Extracted records:
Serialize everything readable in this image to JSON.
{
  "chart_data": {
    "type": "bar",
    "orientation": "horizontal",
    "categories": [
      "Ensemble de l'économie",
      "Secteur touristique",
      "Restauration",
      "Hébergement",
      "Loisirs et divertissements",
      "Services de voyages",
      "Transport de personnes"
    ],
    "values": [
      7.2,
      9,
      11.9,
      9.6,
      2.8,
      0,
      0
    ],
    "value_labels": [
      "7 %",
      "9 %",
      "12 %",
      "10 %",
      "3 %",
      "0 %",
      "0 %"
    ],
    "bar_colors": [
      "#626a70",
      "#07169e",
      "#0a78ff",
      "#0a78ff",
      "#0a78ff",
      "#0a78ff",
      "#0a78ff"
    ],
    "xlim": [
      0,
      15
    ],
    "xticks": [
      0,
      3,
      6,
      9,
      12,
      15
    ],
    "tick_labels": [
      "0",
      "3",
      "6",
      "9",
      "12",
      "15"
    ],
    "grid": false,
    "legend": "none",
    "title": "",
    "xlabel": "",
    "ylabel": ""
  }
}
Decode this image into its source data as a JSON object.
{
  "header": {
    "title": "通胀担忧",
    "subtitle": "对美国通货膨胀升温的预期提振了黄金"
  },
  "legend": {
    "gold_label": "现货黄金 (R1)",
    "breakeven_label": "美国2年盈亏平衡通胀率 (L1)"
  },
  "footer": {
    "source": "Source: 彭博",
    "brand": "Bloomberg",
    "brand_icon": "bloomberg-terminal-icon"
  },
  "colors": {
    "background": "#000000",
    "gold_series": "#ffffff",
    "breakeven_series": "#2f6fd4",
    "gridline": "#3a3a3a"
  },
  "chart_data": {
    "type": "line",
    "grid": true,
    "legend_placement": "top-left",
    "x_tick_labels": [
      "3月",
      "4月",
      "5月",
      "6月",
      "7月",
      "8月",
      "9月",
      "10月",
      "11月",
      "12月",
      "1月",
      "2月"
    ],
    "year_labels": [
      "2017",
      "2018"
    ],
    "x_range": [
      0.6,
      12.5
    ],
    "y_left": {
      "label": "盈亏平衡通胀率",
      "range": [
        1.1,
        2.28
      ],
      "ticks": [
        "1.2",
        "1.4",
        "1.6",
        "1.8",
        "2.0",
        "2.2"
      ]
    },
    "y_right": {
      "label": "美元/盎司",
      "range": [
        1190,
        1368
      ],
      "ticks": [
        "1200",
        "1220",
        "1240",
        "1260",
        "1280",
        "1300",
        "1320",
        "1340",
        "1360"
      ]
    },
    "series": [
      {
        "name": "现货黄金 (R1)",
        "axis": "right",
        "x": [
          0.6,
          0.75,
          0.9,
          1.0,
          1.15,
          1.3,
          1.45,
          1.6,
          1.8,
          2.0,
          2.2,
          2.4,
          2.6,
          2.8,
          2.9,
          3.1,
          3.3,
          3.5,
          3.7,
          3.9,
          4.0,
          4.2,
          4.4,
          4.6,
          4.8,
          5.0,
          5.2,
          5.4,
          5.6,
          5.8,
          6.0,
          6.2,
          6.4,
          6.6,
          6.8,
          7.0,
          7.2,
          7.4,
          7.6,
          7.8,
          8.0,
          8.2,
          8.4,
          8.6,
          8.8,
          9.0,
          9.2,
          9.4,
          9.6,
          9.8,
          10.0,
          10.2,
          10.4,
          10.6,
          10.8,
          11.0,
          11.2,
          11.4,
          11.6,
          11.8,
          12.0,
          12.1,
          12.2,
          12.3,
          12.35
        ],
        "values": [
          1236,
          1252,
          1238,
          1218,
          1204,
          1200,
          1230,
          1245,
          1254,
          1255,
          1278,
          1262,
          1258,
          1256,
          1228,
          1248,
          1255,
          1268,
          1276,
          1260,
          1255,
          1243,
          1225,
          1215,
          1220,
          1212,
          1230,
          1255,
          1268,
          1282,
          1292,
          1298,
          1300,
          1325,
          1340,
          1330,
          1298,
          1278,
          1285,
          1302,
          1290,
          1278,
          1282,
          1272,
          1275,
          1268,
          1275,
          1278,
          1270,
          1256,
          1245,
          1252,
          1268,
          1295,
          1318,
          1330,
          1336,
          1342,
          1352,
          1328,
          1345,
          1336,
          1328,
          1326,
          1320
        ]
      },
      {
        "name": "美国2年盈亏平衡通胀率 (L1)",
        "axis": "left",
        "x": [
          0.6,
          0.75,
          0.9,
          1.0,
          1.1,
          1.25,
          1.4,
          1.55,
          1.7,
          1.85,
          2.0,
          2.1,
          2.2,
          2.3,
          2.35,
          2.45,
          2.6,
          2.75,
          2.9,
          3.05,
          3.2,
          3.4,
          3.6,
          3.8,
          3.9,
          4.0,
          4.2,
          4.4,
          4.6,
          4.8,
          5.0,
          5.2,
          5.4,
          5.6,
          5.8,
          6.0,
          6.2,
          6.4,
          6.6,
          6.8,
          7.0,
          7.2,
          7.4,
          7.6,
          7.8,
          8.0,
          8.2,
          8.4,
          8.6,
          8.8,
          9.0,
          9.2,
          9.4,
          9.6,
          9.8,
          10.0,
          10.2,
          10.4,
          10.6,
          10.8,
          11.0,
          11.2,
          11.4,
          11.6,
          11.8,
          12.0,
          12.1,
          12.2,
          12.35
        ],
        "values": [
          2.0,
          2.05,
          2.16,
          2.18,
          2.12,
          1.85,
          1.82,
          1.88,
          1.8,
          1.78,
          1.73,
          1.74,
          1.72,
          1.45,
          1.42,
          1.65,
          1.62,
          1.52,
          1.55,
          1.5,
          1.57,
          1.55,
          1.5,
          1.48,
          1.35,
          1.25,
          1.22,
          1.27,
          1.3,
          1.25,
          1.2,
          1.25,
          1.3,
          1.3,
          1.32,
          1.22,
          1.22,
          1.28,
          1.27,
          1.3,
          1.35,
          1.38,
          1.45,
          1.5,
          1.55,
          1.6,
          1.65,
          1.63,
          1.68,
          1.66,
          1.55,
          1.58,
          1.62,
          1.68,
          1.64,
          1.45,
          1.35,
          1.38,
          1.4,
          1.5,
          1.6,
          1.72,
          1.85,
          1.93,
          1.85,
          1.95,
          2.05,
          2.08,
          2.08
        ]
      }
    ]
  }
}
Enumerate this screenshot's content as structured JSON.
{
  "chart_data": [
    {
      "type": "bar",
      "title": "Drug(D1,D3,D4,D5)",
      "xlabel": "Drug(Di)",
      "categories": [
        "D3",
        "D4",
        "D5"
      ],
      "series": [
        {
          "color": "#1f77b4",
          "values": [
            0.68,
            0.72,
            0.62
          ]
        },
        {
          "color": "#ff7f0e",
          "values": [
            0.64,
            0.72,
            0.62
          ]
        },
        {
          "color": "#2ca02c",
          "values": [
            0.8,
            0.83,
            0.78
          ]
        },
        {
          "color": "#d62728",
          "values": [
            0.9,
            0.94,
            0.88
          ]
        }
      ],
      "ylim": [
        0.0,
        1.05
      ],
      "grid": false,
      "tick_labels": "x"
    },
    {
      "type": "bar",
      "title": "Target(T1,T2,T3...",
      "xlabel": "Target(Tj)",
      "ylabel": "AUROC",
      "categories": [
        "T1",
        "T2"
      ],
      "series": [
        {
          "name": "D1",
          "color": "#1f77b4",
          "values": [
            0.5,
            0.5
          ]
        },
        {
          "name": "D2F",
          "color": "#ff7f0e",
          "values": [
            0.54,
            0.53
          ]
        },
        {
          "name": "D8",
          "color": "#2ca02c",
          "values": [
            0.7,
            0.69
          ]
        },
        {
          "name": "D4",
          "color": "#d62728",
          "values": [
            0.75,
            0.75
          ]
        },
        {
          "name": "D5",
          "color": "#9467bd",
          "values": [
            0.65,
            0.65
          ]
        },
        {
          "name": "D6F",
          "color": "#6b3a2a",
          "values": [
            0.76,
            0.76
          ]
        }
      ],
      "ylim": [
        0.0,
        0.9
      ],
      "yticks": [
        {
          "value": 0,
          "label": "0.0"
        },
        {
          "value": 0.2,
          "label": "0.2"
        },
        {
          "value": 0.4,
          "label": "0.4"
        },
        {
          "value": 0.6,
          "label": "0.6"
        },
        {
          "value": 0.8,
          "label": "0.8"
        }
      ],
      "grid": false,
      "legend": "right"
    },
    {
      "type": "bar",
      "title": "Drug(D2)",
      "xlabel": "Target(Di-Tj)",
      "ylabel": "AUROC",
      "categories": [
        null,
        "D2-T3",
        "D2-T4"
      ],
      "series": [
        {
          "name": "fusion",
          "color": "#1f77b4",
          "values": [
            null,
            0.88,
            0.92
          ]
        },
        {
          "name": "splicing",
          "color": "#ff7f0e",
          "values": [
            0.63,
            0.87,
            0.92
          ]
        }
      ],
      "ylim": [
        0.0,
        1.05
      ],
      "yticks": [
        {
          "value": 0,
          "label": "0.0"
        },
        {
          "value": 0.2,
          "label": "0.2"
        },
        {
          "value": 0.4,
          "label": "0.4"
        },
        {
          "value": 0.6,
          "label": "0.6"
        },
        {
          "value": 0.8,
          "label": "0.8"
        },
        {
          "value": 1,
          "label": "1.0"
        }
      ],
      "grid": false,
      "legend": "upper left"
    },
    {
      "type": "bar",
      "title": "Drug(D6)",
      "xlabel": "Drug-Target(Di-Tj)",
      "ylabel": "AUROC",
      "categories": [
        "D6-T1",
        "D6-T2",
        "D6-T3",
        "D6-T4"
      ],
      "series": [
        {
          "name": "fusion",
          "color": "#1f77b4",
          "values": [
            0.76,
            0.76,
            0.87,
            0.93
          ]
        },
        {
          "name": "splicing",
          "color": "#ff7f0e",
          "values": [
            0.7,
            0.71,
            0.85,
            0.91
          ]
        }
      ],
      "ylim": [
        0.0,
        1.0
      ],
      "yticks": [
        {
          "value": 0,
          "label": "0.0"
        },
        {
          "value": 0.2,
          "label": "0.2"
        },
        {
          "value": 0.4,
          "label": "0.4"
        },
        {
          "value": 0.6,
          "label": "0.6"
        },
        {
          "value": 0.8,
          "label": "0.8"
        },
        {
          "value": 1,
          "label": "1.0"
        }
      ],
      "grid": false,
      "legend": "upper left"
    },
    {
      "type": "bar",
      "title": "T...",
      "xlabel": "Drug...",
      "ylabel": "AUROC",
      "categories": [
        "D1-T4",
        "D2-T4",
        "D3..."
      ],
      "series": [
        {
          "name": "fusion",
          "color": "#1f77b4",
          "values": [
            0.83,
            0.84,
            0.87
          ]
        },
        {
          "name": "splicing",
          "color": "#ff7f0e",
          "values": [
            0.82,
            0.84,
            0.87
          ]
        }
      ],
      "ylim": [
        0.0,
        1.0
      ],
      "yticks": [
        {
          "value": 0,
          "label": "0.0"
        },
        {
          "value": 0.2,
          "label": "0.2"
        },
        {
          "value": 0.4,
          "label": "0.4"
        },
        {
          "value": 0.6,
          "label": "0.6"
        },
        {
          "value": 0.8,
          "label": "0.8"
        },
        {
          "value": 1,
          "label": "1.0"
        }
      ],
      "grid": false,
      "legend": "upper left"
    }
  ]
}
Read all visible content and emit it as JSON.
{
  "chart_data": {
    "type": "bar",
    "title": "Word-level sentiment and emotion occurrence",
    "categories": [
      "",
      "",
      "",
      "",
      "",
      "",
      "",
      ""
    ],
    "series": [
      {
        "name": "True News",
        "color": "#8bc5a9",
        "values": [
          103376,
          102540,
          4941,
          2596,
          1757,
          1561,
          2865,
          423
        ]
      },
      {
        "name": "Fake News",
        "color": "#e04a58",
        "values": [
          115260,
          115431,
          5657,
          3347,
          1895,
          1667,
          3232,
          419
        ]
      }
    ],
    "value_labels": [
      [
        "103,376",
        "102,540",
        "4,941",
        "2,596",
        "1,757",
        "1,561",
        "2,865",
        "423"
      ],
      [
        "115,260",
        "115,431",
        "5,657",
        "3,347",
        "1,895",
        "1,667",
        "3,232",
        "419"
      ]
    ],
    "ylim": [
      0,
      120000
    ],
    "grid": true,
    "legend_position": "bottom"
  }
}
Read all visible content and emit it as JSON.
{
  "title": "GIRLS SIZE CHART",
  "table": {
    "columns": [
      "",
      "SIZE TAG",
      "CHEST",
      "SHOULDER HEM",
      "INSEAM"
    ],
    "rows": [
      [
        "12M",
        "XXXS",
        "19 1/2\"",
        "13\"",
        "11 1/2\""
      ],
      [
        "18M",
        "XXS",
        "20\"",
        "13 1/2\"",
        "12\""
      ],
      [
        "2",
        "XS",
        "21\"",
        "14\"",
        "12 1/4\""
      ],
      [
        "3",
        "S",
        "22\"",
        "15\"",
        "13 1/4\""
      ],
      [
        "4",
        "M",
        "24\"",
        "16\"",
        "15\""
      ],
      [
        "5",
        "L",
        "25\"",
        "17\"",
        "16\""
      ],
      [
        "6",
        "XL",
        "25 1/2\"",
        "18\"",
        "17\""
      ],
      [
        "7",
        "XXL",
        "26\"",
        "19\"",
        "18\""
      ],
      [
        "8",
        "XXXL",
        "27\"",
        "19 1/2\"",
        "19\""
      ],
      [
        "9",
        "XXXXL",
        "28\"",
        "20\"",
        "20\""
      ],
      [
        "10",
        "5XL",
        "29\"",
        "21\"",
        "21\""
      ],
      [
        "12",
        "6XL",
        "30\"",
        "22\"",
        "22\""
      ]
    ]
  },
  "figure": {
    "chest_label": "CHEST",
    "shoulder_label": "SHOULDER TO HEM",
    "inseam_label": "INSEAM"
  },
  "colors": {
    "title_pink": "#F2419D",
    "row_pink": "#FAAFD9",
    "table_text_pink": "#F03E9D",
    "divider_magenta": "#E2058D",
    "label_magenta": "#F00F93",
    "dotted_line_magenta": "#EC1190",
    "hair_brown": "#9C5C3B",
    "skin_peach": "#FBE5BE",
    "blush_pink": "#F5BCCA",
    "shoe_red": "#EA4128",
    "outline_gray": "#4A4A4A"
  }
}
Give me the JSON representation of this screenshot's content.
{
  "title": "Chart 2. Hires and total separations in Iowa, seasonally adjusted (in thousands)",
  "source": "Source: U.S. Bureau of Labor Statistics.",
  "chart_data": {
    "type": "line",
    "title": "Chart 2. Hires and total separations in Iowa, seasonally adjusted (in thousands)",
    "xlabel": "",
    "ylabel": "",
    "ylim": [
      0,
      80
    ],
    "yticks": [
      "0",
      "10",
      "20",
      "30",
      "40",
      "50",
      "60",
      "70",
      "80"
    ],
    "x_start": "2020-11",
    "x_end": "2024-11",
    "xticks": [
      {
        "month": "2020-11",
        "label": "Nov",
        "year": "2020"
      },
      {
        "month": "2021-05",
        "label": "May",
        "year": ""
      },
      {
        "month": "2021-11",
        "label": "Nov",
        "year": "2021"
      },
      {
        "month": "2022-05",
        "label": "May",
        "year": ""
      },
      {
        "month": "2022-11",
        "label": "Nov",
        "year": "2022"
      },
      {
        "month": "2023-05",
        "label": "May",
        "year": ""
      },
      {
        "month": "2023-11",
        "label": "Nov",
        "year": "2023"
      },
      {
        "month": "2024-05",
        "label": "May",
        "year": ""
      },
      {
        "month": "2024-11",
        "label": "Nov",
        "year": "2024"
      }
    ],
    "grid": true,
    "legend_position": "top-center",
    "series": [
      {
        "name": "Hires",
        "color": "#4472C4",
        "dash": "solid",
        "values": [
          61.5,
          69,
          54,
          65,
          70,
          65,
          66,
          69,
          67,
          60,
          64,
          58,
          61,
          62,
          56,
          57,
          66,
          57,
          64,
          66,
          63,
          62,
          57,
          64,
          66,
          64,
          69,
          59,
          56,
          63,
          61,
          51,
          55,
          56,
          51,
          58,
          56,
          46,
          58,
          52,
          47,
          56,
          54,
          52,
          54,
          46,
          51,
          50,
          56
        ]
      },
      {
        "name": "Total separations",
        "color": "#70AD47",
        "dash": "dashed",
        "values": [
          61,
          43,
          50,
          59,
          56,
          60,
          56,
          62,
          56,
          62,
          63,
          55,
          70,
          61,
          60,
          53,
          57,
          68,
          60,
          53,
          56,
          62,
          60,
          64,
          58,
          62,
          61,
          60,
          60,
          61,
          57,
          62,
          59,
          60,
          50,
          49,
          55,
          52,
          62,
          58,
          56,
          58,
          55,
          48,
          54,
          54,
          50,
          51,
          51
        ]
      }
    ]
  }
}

**REQUIRED WORK**.
Copy every line in the listing above where the string "month" turns up.

**EXERCISE RESPONSE**.
        "month": "2020-11",
        "month": "2021-05",
        "month": "2021-11",
        "month": "2022-05",
        "month": "2022-11",
        "month": "2023-05",
        "month": "2023-11",
        "month": "2024-05",
        "month": "2024-11",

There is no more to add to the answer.